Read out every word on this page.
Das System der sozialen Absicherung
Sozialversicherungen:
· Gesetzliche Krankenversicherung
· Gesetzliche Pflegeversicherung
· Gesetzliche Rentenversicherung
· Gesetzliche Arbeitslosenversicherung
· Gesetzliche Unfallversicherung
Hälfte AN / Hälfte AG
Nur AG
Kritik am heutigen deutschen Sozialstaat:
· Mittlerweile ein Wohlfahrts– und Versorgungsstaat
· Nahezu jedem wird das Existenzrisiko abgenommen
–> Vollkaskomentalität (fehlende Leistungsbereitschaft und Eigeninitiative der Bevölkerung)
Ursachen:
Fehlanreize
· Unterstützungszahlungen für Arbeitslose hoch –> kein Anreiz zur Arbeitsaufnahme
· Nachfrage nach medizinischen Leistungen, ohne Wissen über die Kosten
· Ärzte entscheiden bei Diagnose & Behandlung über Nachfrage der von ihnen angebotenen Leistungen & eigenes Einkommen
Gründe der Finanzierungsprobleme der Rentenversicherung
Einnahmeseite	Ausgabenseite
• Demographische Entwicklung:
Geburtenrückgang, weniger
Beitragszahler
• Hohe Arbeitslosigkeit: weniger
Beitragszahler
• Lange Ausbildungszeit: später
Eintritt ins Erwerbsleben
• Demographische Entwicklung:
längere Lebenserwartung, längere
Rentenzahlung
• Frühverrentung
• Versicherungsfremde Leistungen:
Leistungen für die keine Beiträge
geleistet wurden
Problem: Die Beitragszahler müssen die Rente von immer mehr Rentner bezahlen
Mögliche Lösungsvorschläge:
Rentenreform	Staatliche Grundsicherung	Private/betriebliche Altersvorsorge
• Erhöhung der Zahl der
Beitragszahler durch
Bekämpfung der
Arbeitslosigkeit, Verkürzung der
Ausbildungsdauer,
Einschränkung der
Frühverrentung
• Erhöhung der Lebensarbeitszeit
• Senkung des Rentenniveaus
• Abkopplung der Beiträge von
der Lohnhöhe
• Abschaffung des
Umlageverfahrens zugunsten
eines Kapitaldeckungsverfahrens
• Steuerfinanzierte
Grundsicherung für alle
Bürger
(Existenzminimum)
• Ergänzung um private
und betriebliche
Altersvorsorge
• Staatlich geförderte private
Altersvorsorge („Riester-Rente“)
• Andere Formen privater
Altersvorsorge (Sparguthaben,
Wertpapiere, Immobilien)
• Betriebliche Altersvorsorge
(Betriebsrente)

* * * *

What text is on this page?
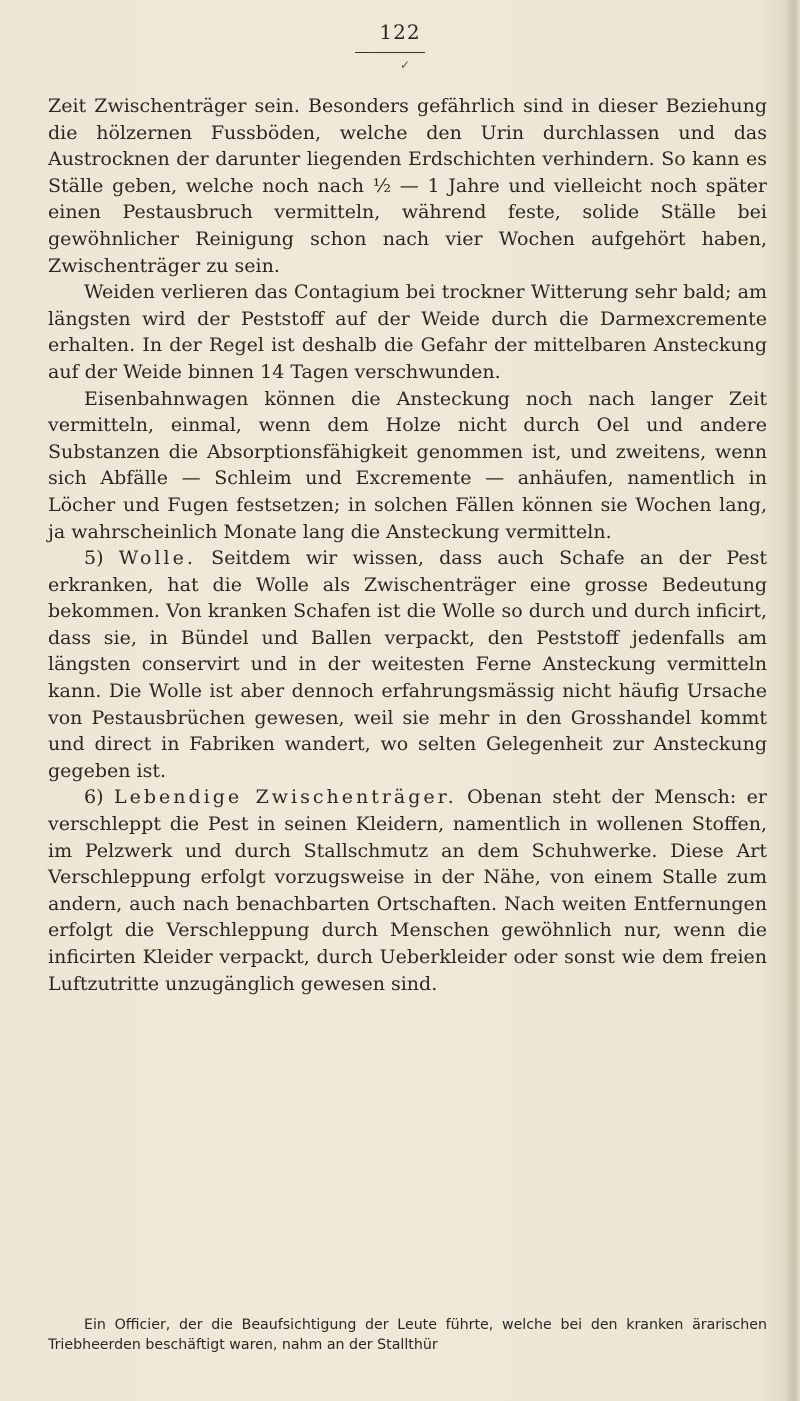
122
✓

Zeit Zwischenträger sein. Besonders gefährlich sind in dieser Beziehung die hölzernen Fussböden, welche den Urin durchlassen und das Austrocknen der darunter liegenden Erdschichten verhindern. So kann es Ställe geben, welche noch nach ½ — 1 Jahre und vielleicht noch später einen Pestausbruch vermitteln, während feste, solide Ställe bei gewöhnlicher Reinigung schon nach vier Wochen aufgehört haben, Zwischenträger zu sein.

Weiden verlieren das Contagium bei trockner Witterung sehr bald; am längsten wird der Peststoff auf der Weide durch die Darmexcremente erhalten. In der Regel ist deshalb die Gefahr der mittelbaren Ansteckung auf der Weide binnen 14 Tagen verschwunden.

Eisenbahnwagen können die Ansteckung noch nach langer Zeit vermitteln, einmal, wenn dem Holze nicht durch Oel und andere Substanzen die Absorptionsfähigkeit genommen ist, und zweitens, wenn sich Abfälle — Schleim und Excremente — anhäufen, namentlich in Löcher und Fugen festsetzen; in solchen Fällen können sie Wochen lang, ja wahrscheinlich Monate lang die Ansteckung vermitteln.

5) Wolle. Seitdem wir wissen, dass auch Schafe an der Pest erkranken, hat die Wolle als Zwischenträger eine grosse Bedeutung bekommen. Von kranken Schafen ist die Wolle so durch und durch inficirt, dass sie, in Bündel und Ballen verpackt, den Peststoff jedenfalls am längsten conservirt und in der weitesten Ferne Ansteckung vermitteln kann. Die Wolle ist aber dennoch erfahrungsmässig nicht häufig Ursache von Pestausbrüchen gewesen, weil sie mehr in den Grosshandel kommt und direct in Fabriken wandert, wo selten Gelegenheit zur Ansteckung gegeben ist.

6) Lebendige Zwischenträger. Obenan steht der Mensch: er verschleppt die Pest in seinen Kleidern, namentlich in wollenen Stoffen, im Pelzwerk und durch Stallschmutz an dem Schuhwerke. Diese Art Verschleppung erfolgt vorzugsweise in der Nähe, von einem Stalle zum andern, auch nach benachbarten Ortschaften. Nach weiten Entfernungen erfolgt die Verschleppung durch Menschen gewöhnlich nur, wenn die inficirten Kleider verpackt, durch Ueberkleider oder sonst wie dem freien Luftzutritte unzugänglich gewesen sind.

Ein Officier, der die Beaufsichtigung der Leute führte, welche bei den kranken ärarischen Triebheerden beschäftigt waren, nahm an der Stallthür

* * * *

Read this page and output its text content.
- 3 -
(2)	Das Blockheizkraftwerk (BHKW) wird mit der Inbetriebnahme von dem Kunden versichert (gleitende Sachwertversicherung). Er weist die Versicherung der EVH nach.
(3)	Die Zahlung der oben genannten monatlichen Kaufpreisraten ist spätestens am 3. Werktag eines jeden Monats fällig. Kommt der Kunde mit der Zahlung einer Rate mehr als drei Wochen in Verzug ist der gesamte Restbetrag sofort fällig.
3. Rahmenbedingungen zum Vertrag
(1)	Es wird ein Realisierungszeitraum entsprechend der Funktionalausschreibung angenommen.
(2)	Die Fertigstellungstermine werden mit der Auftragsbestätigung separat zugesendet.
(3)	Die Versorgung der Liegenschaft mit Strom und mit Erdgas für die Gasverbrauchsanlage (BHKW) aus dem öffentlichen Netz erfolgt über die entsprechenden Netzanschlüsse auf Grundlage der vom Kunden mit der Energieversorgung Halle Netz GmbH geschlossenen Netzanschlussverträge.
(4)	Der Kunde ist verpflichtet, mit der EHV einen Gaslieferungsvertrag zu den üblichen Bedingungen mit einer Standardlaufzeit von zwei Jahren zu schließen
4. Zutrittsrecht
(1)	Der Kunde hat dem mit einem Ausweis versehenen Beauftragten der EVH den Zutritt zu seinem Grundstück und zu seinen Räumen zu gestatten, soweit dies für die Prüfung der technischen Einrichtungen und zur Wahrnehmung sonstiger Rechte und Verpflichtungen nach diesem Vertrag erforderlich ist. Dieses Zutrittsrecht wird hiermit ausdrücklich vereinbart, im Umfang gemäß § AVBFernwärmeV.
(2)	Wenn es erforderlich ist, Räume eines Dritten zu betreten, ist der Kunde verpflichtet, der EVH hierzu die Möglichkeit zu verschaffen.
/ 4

* * * *

• _Your goal_
Scan the material above and copy every line that holds the string "Gesetzliche".

• _Solved problem_
· Gesetzliche Krankenversicherung
· Gesetzliche Pflegeversicherung
· Gesetzliche Rentenversicherung
· Gesetzliche Arbeitslosenversicherung
· Gesetzliche Unfallversicherung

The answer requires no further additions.